[Saved entries]
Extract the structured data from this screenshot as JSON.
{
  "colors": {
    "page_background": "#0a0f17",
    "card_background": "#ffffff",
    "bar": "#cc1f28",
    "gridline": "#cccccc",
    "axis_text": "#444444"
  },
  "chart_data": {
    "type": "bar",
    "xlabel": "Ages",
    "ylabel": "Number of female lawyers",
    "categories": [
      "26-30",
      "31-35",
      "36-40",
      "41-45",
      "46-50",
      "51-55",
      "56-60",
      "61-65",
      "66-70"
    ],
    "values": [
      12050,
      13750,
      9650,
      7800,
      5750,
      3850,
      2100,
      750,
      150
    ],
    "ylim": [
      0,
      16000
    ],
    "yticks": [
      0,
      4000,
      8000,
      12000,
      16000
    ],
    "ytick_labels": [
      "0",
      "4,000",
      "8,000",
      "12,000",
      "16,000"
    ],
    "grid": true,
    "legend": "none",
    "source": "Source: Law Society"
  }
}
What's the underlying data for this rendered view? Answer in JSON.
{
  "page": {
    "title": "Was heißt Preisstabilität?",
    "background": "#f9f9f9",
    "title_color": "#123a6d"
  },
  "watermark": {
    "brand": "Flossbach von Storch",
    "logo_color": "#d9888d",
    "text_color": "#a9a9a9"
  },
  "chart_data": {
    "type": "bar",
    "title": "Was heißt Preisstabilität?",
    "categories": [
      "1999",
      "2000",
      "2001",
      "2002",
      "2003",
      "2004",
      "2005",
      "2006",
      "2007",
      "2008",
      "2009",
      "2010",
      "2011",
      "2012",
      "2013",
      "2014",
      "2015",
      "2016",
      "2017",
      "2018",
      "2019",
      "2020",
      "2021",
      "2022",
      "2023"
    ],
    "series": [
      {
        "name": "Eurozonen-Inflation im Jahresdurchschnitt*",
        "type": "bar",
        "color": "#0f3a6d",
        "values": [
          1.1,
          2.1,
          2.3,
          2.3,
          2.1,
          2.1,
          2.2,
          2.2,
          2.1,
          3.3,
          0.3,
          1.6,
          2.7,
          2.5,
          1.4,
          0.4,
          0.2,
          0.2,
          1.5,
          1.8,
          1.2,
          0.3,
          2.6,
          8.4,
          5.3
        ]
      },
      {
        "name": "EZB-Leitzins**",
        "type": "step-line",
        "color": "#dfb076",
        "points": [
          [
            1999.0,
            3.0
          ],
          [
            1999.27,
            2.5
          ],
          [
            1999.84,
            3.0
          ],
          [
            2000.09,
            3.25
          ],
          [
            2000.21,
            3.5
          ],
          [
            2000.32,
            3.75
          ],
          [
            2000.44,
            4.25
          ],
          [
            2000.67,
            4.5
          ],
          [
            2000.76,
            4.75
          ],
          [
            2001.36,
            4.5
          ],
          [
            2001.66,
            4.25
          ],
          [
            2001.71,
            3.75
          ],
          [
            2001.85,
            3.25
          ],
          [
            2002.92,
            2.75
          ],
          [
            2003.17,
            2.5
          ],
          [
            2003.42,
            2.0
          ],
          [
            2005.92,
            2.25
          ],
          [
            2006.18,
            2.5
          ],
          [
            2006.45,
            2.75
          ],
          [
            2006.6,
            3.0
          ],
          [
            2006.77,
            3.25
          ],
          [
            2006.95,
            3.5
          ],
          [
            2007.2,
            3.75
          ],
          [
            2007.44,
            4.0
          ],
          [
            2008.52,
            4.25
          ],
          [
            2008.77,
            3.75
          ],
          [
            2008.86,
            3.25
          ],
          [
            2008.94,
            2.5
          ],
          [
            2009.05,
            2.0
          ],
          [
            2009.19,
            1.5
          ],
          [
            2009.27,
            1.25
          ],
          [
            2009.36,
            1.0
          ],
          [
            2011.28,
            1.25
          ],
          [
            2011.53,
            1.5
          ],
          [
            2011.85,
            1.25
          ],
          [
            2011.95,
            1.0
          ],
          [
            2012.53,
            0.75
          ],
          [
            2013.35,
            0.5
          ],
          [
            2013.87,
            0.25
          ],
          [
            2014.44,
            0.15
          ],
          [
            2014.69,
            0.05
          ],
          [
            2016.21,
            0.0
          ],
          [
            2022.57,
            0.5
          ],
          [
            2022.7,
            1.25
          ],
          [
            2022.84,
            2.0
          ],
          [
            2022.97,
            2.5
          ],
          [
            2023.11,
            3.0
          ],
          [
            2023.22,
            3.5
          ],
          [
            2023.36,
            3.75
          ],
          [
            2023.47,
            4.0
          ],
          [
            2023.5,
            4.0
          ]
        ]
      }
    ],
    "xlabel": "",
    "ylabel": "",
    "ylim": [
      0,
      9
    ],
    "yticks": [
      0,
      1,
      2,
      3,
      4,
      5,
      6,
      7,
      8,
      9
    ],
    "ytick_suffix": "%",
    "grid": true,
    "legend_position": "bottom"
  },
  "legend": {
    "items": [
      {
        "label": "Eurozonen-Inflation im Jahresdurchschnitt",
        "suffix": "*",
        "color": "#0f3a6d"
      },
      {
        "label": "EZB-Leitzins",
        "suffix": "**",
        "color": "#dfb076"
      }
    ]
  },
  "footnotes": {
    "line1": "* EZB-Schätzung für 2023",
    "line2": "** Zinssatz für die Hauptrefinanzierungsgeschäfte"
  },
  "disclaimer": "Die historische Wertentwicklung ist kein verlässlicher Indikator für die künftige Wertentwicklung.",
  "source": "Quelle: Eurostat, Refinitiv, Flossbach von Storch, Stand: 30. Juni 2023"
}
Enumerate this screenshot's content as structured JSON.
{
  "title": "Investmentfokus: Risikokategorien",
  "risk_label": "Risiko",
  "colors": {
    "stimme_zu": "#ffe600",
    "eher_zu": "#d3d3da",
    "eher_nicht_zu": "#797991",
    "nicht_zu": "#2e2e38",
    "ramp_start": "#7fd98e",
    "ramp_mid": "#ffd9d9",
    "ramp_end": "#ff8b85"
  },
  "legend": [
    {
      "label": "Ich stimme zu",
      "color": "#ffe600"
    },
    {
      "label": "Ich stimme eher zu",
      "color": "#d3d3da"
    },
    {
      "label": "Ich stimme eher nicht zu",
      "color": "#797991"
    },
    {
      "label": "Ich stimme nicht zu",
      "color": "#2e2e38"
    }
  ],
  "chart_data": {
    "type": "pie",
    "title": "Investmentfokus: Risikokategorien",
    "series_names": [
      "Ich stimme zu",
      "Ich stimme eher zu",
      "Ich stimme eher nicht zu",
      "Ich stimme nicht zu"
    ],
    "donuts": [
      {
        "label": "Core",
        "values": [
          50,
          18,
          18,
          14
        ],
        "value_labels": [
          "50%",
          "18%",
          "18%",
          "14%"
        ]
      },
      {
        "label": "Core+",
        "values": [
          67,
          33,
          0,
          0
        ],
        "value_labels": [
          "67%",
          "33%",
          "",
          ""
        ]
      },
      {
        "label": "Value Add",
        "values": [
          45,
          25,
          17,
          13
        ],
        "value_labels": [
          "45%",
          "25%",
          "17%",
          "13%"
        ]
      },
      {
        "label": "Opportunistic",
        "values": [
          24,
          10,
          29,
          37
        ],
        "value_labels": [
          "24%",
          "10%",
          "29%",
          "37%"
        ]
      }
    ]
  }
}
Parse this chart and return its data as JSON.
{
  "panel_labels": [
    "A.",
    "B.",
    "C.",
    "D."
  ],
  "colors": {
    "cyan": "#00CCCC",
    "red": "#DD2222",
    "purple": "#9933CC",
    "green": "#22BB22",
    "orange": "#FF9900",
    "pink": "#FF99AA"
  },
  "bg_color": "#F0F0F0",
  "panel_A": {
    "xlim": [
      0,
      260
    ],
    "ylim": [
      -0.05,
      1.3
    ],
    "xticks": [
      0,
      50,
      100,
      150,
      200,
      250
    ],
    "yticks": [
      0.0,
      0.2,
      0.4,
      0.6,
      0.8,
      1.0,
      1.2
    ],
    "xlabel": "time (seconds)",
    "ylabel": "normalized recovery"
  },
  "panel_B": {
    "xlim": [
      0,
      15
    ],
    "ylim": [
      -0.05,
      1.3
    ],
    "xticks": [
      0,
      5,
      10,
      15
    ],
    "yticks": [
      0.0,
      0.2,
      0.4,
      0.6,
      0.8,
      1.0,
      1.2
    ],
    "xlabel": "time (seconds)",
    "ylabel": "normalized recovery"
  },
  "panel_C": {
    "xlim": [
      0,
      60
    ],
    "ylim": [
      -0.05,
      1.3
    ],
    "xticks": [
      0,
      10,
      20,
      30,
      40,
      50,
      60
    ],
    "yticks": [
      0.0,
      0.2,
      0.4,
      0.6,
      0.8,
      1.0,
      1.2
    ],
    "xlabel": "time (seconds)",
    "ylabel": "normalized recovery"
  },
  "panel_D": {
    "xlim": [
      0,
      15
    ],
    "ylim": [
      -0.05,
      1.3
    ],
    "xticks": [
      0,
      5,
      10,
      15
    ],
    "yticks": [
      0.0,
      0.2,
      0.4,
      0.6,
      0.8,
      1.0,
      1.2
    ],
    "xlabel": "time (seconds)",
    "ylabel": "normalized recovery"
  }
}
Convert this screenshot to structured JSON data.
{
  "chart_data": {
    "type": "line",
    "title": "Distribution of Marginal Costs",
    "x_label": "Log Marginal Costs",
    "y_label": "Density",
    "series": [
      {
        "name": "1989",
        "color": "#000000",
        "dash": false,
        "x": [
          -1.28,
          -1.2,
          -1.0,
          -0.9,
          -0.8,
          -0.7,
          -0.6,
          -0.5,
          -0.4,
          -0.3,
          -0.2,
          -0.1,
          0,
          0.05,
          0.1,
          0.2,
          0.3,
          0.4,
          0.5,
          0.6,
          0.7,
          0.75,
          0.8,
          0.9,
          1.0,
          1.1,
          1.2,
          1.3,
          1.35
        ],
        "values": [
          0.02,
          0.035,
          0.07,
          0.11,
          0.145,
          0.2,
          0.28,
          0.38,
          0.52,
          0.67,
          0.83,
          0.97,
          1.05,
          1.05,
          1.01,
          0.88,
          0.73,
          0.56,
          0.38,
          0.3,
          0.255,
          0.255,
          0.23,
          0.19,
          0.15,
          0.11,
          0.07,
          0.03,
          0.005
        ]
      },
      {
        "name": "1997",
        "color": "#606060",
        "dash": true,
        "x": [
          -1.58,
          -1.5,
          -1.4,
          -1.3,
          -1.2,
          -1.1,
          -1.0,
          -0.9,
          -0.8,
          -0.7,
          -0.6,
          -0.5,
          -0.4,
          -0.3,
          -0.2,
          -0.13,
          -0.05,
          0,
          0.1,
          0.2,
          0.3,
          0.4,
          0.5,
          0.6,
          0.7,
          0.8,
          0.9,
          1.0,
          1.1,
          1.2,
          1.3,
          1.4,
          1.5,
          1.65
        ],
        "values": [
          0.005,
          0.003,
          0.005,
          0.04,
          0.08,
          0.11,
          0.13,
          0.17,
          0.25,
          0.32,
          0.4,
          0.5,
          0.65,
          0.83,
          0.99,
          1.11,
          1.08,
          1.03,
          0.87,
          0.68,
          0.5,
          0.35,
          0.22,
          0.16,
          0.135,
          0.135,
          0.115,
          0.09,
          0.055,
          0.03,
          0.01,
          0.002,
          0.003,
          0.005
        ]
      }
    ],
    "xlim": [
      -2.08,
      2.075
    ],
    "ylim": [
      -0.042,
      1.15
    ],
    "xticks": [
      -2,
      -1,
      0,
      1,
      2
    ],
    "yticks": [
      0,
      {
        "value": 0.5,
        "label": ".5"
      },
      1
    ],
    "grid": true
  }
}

Problem to work on —
Find every line holding the word "screenshot"; give their count and nothing else.

Solution for this exercise —
3